*Short problem*
In the entries below, find every line holding the string "background" and collect it.

⁂

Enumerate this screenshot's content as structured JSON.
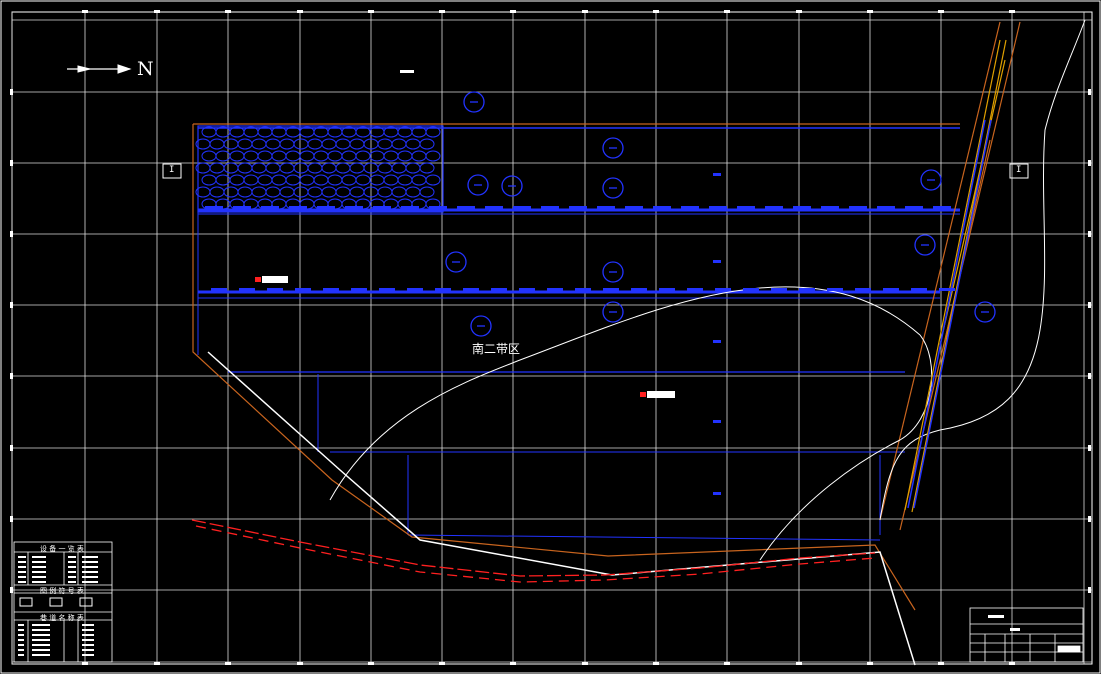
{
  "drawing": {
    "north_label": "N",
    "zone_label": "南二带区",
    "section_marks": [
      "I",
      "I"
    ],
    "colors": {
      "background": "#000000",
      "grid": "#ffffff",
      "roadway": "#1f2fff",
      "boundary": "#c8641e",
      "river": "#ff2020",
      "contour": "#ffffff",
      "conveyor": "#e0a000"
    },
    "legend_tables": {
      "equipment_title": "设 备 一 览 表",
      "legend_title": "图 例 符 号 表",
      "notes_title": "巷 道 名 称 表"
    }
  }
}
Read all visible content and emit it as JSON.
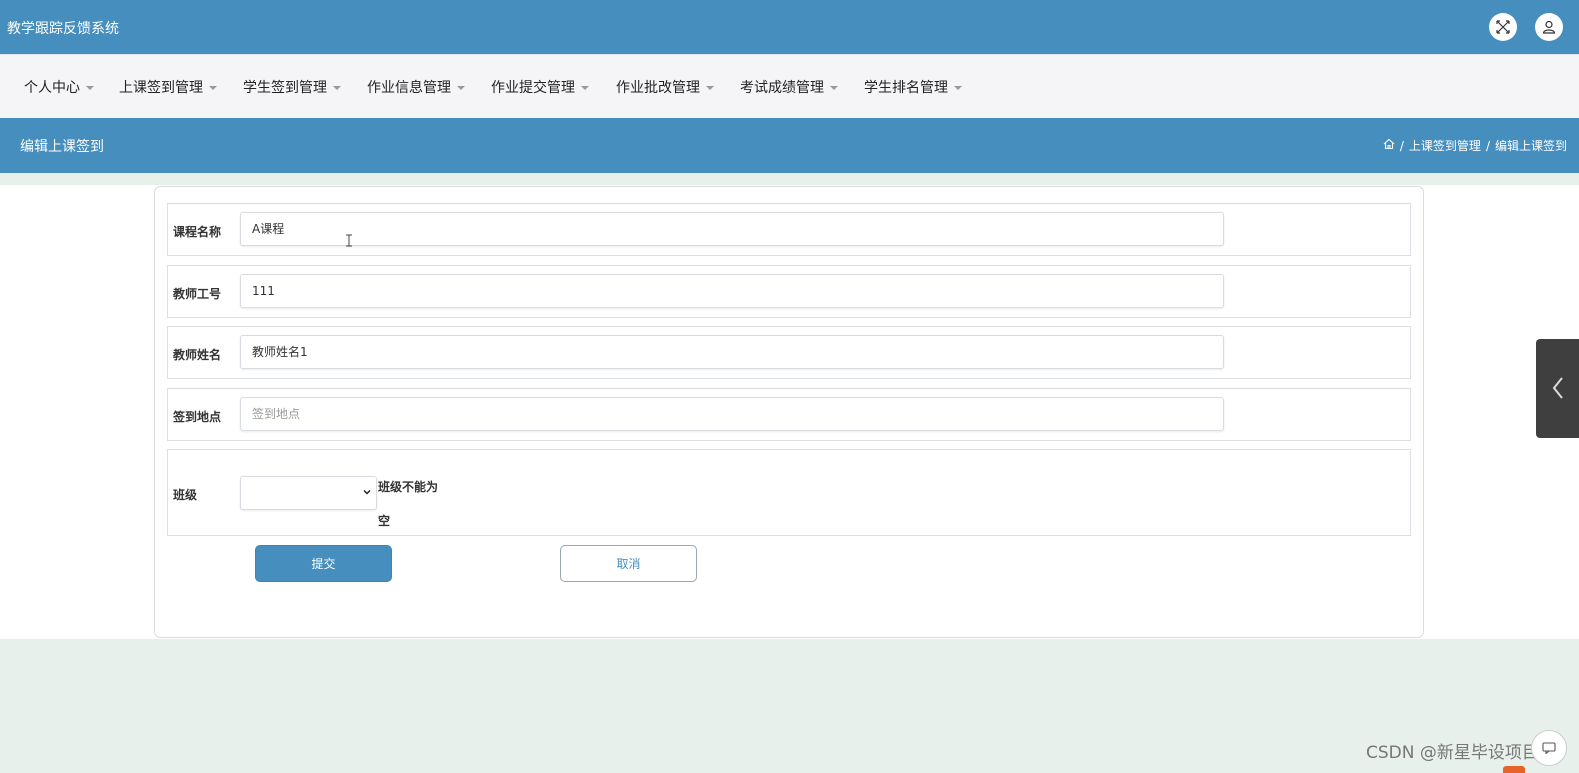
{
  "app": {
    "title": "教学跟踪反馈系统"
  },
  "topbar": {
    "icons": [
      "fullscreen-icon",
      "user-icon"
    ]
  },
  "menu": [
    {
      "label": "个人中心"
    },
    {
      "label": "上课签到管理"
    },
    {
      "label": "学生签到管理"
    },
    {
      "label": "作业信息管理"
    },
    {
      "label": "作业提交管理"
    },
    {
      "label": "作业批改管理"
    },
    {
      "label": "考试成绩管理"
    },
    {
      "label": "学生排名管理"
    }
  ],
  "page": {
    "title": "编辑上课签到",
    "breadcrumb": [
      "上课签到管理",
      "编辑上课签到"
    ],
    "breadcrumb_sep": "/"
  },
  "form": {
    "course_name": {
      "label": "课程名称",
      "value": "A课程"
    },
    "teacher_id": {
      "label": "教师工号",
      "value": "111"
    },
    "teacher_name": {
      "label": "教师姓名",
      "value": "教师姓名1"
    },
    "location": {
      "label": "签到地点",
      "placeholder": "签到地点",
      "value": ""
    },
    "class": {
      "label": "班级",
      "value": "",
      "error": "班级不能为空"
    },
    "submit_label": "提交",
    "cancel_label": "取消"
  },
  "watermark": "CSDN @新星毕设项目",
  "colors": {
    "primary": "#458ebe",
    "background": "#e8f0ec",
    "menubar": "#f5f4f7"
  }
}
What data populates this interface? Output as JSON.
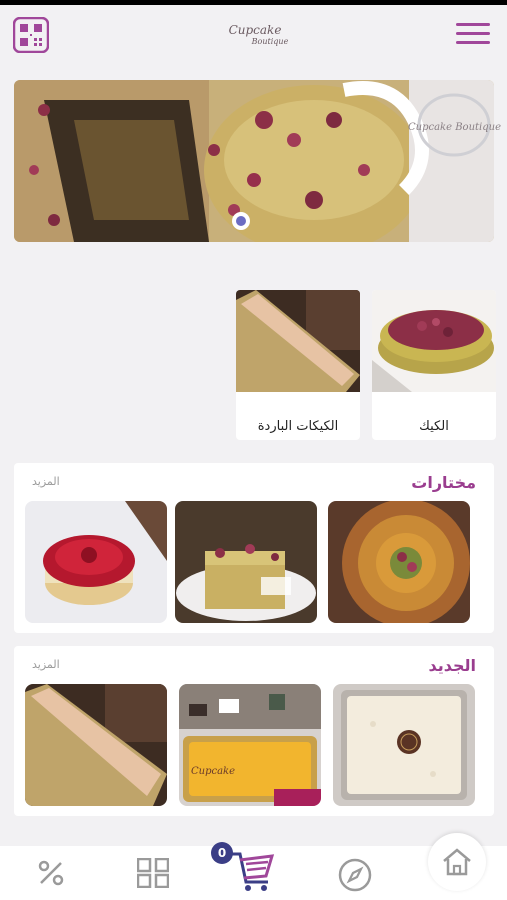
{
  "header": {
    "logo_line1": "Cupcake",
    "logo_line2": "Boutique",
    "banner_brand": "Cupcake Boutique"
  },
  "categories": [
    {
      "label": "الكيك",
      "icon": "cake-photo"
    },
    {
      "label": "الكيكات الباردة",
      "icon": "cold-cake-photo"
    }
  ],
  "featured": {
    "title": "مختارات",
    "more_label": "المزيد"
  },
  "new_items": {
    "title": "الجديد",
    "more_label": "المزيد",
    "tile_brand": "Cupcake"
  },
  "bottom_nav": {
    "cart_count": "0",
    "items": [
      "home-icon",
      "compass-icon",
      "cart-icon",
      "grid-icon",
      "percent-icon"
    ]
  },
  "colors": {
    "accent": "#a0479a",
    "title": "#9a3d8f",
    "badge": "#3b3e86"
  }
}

⁂

*Exercise response*
      "background": "#000000",
    "background": "#e8f0ec",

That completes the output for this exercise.